# [Records for the exercise]

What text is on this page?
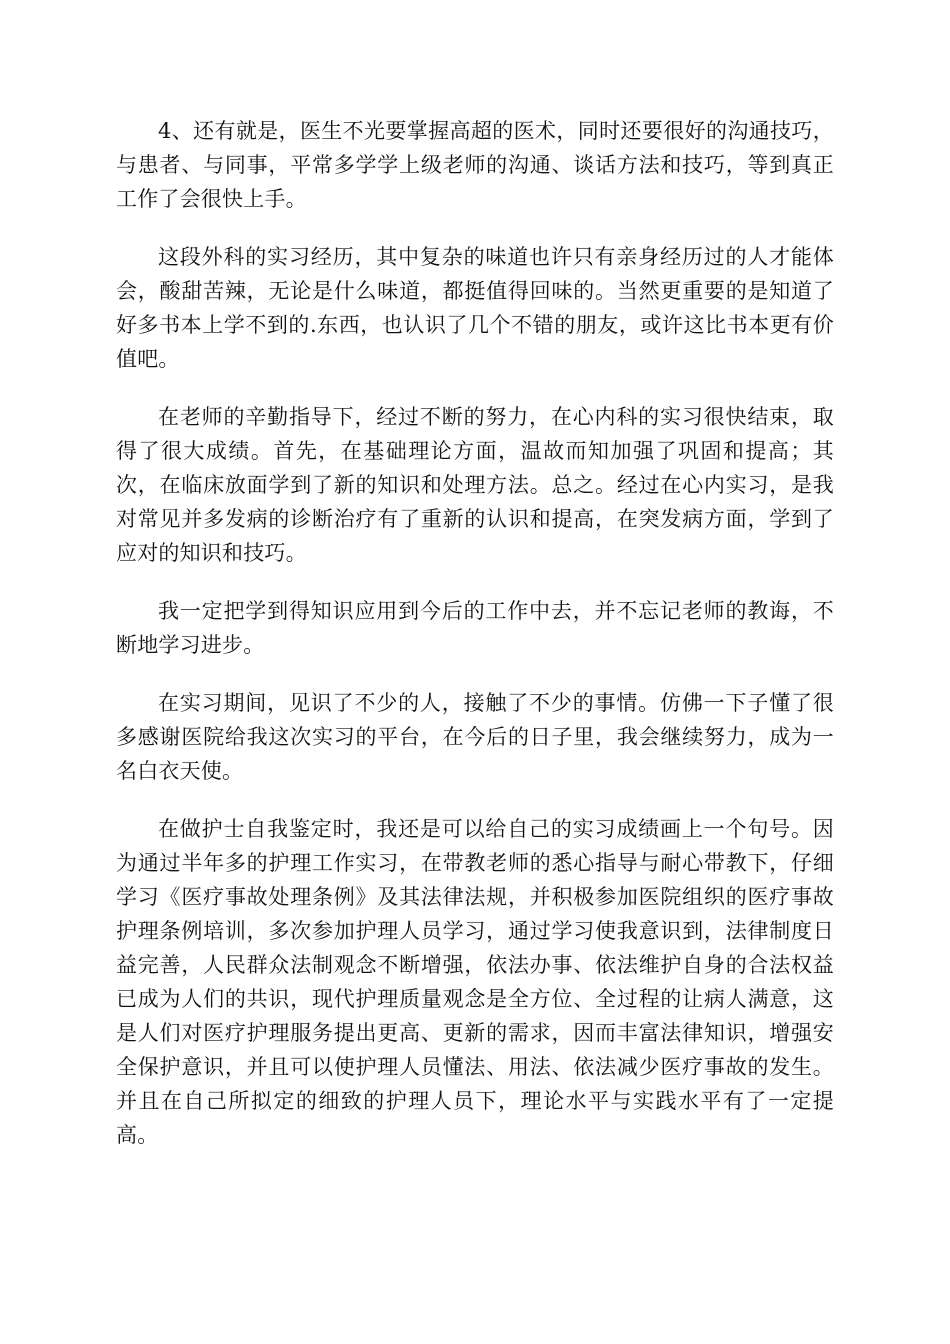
4、还有就是，医生不光要掌握高超的医术，同时还要很好的沟通技巧，与患者、与同事，平常多学学上级老师的沟通、谈话方法和技巧，等到真正工作了会很快上手。

这段外科的实习经历，其中复杂的味道也许只有亲身经历过的人才能体会，酸甜苦辣，无论是什么味道，都挺值得回味的。当然更重要的是知道了好多书本上学不到的.东西，也认识了几个不错的朋友，或许这比书本更有价值吧。

在老师的辛勤指导下，经过不断的努力，在心内科的实习很快结束，取得了很大成绩。首先，在基础理论方面，温故而知加强了巩固和提高；其次，在临床放面学到了新的知识和处理方法。总之。经过在心内实习，是我对常见并多发病的诊断治疗有了重新的认识和提高，在突发病方面，学到了应对的知识和技巧。

我一定把学到得知识应用到今后的工作中去，并不忘记老师的教诲，不断地学习进步。

在实习期间，见识了不少的人，接触了不少的事情。仿佛一下子懂了很多感谢医院给我这次实习的平台，在今后的日子里，我会继续努力，成为一名白衣天使。

在做护士自我鉴定时，我还是可以给自己的实习成绩画上一个句号。因为通过半年多的护理工作实习，在带教老师的悉心指导与耐心带教下，仔细学习《医疗事故处理条例》及其法律法规，并积极参加医院组织的医疗事故护理条例培训，多次参加护理人员学习，通过学习使我意识到，法律制度日益完善，人民群众法制观念不断增强，依法办事、依法维护自身的合法权益已成为人们的共识，现代护理质量观念是全方位、全过程的让病人满意，这是人们对医疗护理服务提出更高、更新的需求，因而丰富法律知识，增强安全保护意识，并且可以使护理人员懂法、用法、依法减少医疗事故的发生。并且在自己所拟定的细致的护理人员下，理论水平与实践水平有了一定提高。
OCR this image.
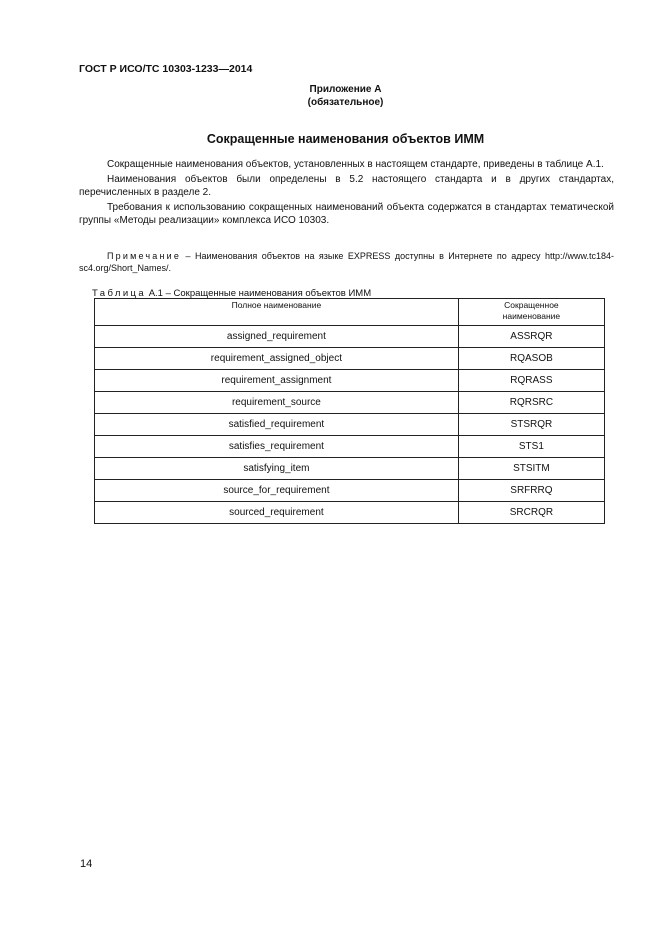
ГОСТ Р ИСО/ТС 10303-1233—2014
Приложение А
(обязательное)
Сокращенные наименования объектов ИММ

Сокращенные наименования объектов, установленных в настоящем стандарте, приведены в таблице А.1.

Наименования объектов были определены в 5.2 настоящего стандарта и в других стандартах, перечисленных в разделе 2.

Требования к использованию сокращенных наименований объекта содержатся в стандартах тематической группы «Методы реализации» комплекса ИСО 10303.

Примечание – Наименования объектов на языке EXPRESS доступны в Интернете по адресу http://www.tc184-sc4.org/Short_Names/.

Таблица А.1 – Сокращенные наименования объектов ИММ
Полное наименование	Сокращенное
наименование
assigned_requirement	ASSRQR
requirement_assigned_object	RQASOB
requirement_assignment	RQRASS
requirement_source	RQRSRC
satisfied_requirement	STSRQR
satisfies_requirement	STS1
satisfying_item	STSITM
source_for_requirement	SRFRRQ
sourced_requirement	SRCRQR
14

# [What is asked]
Copy out every line of the material above that mentions the word "Сокращенные".

# [Output of the task]
Сокращенные наименования объектов ИММ
Сокращенные наименования объектов, установленных в настоящем стандарте, приведены в таблице А.1.
Таблица А.1 – Сокращенные наименования объектов ИММ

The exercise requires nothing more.